**Aim:**
Copy the listing lines from the one containing "forecast-date: 周日（25日） <box>25" through the one containing "divider <box>133 247 134 267</box>", inclusive, and replace "temp-low" with "low-temp" without altering anything else.

**Listing:**

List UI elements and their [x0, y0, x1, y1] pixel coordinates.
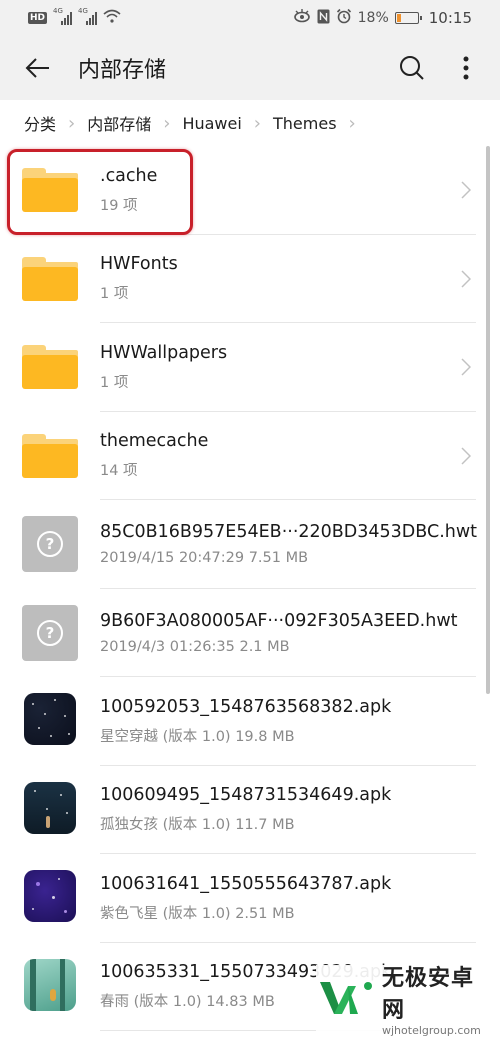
battery-icon: [394, 12, 422, 24]
breadcrumb-item-category[interactable]: 分类: [24, 111, 56, 135]
folder-row-themecache[interactable]: themecache 14 项: [0, 412, 500, 500]
folder-icon: [22, 428, 78, 484]
file-name: 9B60F3A080005AF···092F305A3EED.hwt: [100, 610, 458, 631]
eye-comfort-icon: [293, 9, 311, 27]
hd-icon: HD: [28, 12, 48, 24]
file-row-apk[interactable]: 100631641_1550555643787.apk 紫色飞星 (版本 1.0)…: [0, 854, 500, 943]
watermark: 无极安卓网 wjhotelgroup.com: [316, 965, 496, 1037]
file-row-apk[interactable]: 100609495_1548731534649.apk 孤独女孩 (版本 1.0)…: [0, 766, 500, 854]
wifi-icon: [103, 9, 121, 27]
file-row-hwt[interactable]: ? 85C0B16B957E54EB···220BD3453DBC.hwt 201…: [0, 500, 500, 589]
folder-row-hwwallpapers[interactable]: HWWallpapers 1 项: [0, 323, 500, 412]
chevron-right-icon: ›: [68, 112, 76, 134]
signal-icon: 4G: [53, 7, 73, 25]
battery-fill: [396, 14, 402, 22]
search-button[interactable]: [392, 48, 432, 88]
chevron-right-icon: [456, 270, 476, 288]
clock: 10:15: [428, 9, 472, 27]
chevron-right-icon: ›: [348, 112, 356, 134]
chevron-right-icon: [456, 358, 476, 376]
file-list: .cache 19 项 HWFonts 1 项 HWWallpapers 1 项 th…: [0, 146, 500, 1031]
question-mark-icon: ?: [37, 531, 63, 558]
apk-theme-icon-spring-rain: [22, 958, 78, 1015]
chevron-right-icon: ›: [163, 112, 171, 134]
nfc-icon: [317, 9, 330, 28]
more-options-button[interactable]: [446, 48, 486, 88]
file-meta: 2019/4/15 20:47:29 7.51 MB: [100, 550, 309, 567]
status-bar: HD 4G 4G 18% 10:15: [0, 0, 500, 36]
file-name: 85C0B16B957E54EB···220BD3453DBC.hwt: [100, 522, 478, 543]
file-meta: 19 项: [100, 197, 138, 214]
file-name: HWWallpapers: [100, 342, 228, 363]
file-meta: 星空穿越 (版本 1.0) 19.8 MB: [100, 728, 295, 745]
file-meta: 14 项: [100, 463, 138, 480]
apk-theme-icon-starry: [22, 693, 78, 749]
scrollbar[interactable]: [486, 146, 490, 694]
apk-theme-icon-purple-stars: [22, 870, 78, 926]
chevron-right-icon: ›: [253, 112, 261, 134]
back-button[interactable]: [18, 48, 58, 88]
unknown-file-icon: ?: [22, 604, 78, 661]
signal-icon: 4G: [78, 7, 98, 25]
breadcrumb-item-internal-storage[interactable]: 内部存储: [87, 111, 151, 135]
folder-row-cache[interactable]: .cache 19 项: [0, 146, 500, 235]
search-icon: [400, 56, 424, 80]
app-bar: 内部存储: [0, 36, 500, 100]
folder-row-hwfonts[interactable]: HWFonts 1 项: [0, 235, 500, 323]
file-meta: 2019/4/3 01:26:35 2.1 MB: [100, 638, 290, 655]
file-row-hwt[interactable]: ? 9B60F3A080005AF···092F305A3EED.hwt 2019…: [0, 589, 500, 677]
chevron-right-icon: [456, 447, 476, 465]
file-name: 100592053_1548763568382.apk: [100, 696, 392, 717]
chevron-right-icon: [456, 181, 476, 199]
file-meta: 1 项: [100, 374, 129, 391]
page-title: 内部存储: [78, 58, 167, 83]
watermark-title: 无极安卓网: [382, 965, 475, 1023]
breadcrumb: 分类 › 内部存储 › Huawei › Themes ›: [0, 100, 500, 146]
file-name: .cache: [100, 165, 158, 186]
file-name: themecache: [100, 431, 209, 452]
question-mark-icon: ?: [37, 619, 63, 646]
watermark-logo-icon: [316, 972, 378, 1024]
folder-icon: [22, 339, 78, 395]
file-name: 100631641_1550555643787.apk: [100, 873, 392, 894]
more-vertical-icon: [463, 56, 469, 80]
file-name: HWFonts: [100, 254, 178, 275]
alarm-icon: [336, 8, 352, 28]
arrow-left-icon: [25, 58, 49, 78]
file-meta: 孤独女孩 (版本 1.0) 11.7 MB: [100, 817, 295, 834]
file-row-apk[interactable]: 100592053_1548763568382.apk 星空穿越 (版本 1.0)…: [0, 677, 500, 766]
breadcrumb-item-huawei[interactable]: Huawei: [182, 114, 241, 133]
folder-icon: [22, 251, 78, 307]
watermark-url: wjhotelgroup.com: [382, 1023, 481, 1037]
file-name: 100609495_1548731534649.apk: [100, 785, 392, 806]
status-right: 18% 10:15: [293, 8, 472, 28]
breadcrumb-item-themes[interactable]: Themes: [273, 114, 337, 133]
folder-icon: [22, 162, 78, 218]
status-left: HD 4G 4G: [28, 7, 121, 27]
file-meta: 1 项: [100, 286, 129, 303]
unknown-file-icon: ?: [22, 516, 78, 573]
file-meta: 紫色飞星 (版本 1.0) 2.51 MB: [100, 905, 295, 922]
apk-theme-icon-girl: [22, 781, 78, 838]
battery-percent: 18%: [357, 10, 389, 26]
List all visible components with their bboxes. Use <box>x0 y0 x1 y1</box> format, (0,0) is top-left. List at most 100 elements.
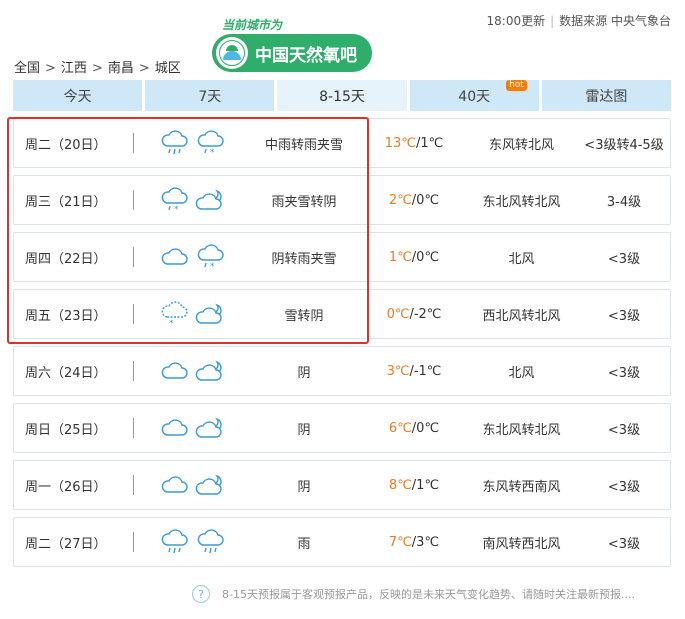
forecast-date: 周日（25日） <box>25 422 107 438</box>
forecast-row: 周三（21日） * 雨夹雪转阴 2℃/0℃ 东北风转北风 3-4级 <box>13 175 671 225</box>
wind-level: <3级 <box>607 536 641 552</box>
temp-low: /0℃ <box>411 420 440 436</box>
temperature: 13℃/1℃ <box>374 119 454 167</box>
divider <box>133 247 134 267</box>
tab-7-days[interactable]: 7天 <box>145 80 275 111</box>
forecast-row: 周五（23日） * 雪转阴 0℃/-2℃ 西北风转北风 <3级 <box>13 289 671 339</box>
question-icon[interactable]: ? <box>192 585 210 603</box>
update-time: 18:00更新 <box>486 14 546 28</box>
temperature: 2℃/0℃ <box>374 176 454 224</box>
cloud-rain-icon <box>197 529 224 554</box>
weather-description: 中雨转雨夹雪 <box>264 137 343 153</box>
cloud-snow-icon: * <box>161 301 188 327</box>
cloud-sleet-icon: * <box>161 187 188 213</box>
tab-8-15-days[interactable]: 8-15天 <box>277 80 407 111</box>
day-weather-icon <box>159 415 189 441</box>
temperature: 6℃/0℃ <box>374 404 454 452</box>
cloud-rain-icon <box>161 130 188 155</box>
cloud-icon <box>161 419 188 436</box>
night-weather-icon: * <box>195 244 225 270</box>
temp-low: /3℃ <box>411 534 440 550</box>
night-weather-icon <box>195 529 225 555</box>
wind-level: <3级 <box>607 308 641 324</box>
tab-40-days[interactable]: 40天 hot <box>409 80 539 111</box>
day-weather-icon <box>159 472 189 498</box>
wind-direction: 东北风转北风 <box>482 194 561 210</box>
forecast-date: 周二（20日） <box>25 137 107 153</box>
temp-high: 8℃ <box>388 477 412 493</box>
svg-text:*: * <box>169 319 174 327</box>
cloud-sleet-icon: * <box>197 130 224 156</box>
tab-radar[interactable]: 雷达图 <box>541 80 672 111</box>
wind-level: <3级 <box>607 422 641 438</box>
temp-high: 2℃ <box>388 192 412 208</box>
forecast-row: 周二（20日） * 中雨转雨夹雪 13℃/1℃ 东风转北风 <3级转4-5级 <box>13 118 671 168</box>
tab-40-days-label: 40天 <box>458 88 491 105</box>
temp-high: 1℃ <box>388 249 412 265</box>
weather-icons <box>159 518 229 566</box>
top-bar: 当前城市为 中国天然氧吧 18:00更新 | 数据来源 中央气象台 全国 > 江西 > 南昌… <box>0 0 685 80</box>
night-weather-icon <box>195 358 225 384</box>
wind-level: <3级转4-5级 <box>584 137 664 153</box>
wind-level: 3-4级 <box>606 194 642 210</box>
weather-icons: * <box>159 176 229 224</box>
temp-high: 6℃ <box>388 420 412 436</box>
day-weather-icon: * <box>159 301 189 327</box>
breadcrumb: 全国 > 江西 > 南昌 > 城区 <box>14 61 181 76</box>
svg-text:*: * <box>210 148 215 156</box>
update-meta: 18:00更新 | 数据来源 中央气象台 <box>486 14 671 28</box>
breadcrumb-province[interactable]: 江西 <box>61 61 87 76</box>
temp-low: /0℃ <box>411 249 440 265</box>
breadcrumb-national[interactable]: 全国 <box>14 61 40 76</box>
logo-badge: 中国天然氧吧 <box>212 34 372 72</box>
cloud-icon <box>161 248 188 265</box>
weather-description: 雪转阴 <box>284 308 324 324</box>
temp-high: 0℃ <box>386 306 410 322</box>
forecast-tabs: 今天 7天 8-15天 40天 hot 雷达图 <box>13 80 672 111</box>
night-weather-icon <box>195 187 225 213</box>
divider <box>133 304 134 324</box>
night-weather-icon: * <box>195 130 225 156</box>
breadcrumb-district[interactable]: 城区 <box>155 61 181 76</box>
wind-direction: 东风转北风 <box>488 137 554 153</box>
weather-icons <box>159 461 229 509</box>
day-weather-icon: * <box>159 187 189 213</box>
temp-low: /-2℃ <box>409 306 442 322</box>
breadcrumb-city[interactable]: 南昌 <box>108 61 134 76</box>
forecast-date: 周六（24日） <box>25 365 107 381</box>
forecast-row: 周四（22日） * 阴转雨夹雪 1℃/0℃ 北风 <3级 <box>13 232 671 282</box>
temp-high: 7℃ <box>388 534 412 550</box>
svg-text:*: * <box>174 205 179 213</box>
temperature: 3℃/-1℃ <box>374 347 454 395</box>
wind-direction: 南风转西北风 <box>482 536 561 552</box>
divider <box>133 475 134 495</box>
weather-icons: * <box>159 233 229 281</box>
oxygen-bar-logo[interactable]: 当前城市为 中国天然氧吧 <box>212 16 376 74</box>
weather-icons: * <box>159 119 229 167</box>
temp-low: /-1℃ <box>409 363 442 379</box>
svg-text:*: * <box>210 262 215 270</box>
cloud-icon <box>161 476 188 493</box>
moon-cloud-icon <box>195 189 222 210</box>
weather-description: 阴 <box>297 422 311 438</box>
temperature: 8℃/1℃ <box>374 461 454 509</box>
night-weather-icon <box>195 301 225 327</box>
day-weather-icon <box>159 244 189 270</box>
footnote: ? 8-15天预报属于客观预报产品，反映的是未来天气变化趋势、请随时关注最新预报… <box>192 585 635 603</box>
wind-direction: 东风转西南风 <box>482 479 561 495</box>
day-weather-icon <box>159 130 189 156</box>
weather-description: 雨夹雪转阴 <box>271 194 337 210</box>
hot-badge: hot <box>506 80 527 91</box>
tab-today[interactable]: 今天 <box>13 80 143 111</box>
data-source: 数据来源 中央气象台 <box>559 14 671 28</box>
weather-description: 阴 <box>297 365 311 381</box>
weather-icons <box>159 404 229 452</box>
moon-cloud-icon <box>195 417 222 438</box>
divider <box>133 133 134 153</box>
wind-direction: 北风 <box>508 365 535 381</box>
wind-level: <3级 <box>607 479 641 495</box>
forecast-date: 周一（26日） <box>25 479 107 495</box>
temp-low: /0℃ <box>411 192 440 208</box>
emblem-icon <box>216 37 248 69</box>
temp-low: /1℃ <box>411 477 440 493</box>
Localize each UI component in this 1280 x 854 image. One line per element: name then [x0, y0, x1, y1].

**Reply:**
forecast-date: 周日（25日） <box>25 422 107 438</box>
forecast-row: 周三（21日） * 雨夹雪转阴 2℃/0℃ 东北风转北风 3-4级 <box>13 175 671 225</box>
wind-level: <3级 <box>607 536 641 552</box>
low-temp: /0℃ <box>411 420 440 436</box>
temperature: 13℃/1℃ <box>374 119 454 167</box>
divider <box>133 247 134 267</box>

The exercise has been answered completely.